--- Start Records ---

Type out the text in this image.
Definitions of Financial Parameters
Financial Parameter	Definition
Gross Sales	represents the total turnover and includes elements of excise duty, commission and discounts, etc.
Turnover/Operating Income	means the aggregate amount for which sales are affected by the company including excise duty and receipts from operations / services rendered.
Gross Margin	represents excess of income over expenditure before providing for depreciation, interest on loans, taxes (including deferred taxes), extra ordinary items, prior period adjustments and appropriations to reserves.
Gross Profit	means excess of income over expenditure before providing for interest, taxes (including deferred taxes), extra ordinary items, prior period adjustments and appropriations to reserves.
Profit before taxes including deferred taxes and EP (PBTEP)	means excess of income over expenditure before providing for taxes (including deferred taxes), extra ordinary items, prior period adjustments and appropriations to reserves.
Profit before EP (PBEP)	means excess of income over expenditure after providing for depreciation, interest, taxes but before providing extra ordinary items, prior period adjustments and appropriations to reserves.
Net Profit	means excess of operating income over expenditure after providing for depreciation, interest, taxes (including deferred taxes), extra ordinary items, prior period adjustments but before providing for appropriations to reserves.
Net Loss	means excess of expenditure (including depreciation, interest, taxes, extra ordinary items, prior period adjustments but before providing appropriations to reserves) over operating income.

--- End Records ---

- **Task to carry out**
Produce an exact copy of the whole listing.

- **Full response**
Type out the text in this image.
Definitions of Financial Parameters
Financial Parameter	Definition
Gross Sales	represents the total turnover and includes elements of excise duty, commission and discounts, etc.
Turnover/Operating Income	means the aggregate amount for which sales are affected by the company including excise duty and receipts from operations / services rendered.
Gross Margin	represents excess of income over expenditure before providing for depreciation, interest on loans, taxes (including deferred taxes), extra ordinary items, prior period adjustments and appropriations to reserves.
Gross Profit	means excess of income over expenditure before providing for interest, taxes (including deferred taxes), extra ordinary items, prior period adjustments and appropriations to reserves.
Profit before taxes including deferred taxes and EP (PBTEP)	means excess of income over expenditure before providing for taxes (including deferred taxes), extra ordinary items, prior period adjustments and appropriations to reserves.
Profit before EP (PBEP)	means excess of income over expenditure after providing for depreciation, interest, taxes but before providing extra ordinary items, prior period adjustments and appropriations to reserves.
Net Profit	means excess of operating income over expenditure after providing for depreciation, interest, taxes (including deferred taxes), extra ordinary items, prior period adjustments but before providing for appropriations to reserves.
Net Loss	means excess of expenditure (including depreciation, interest, taxes, extra ordinary items, prior period adjustments but before providing appropriations to reserves) over operating income.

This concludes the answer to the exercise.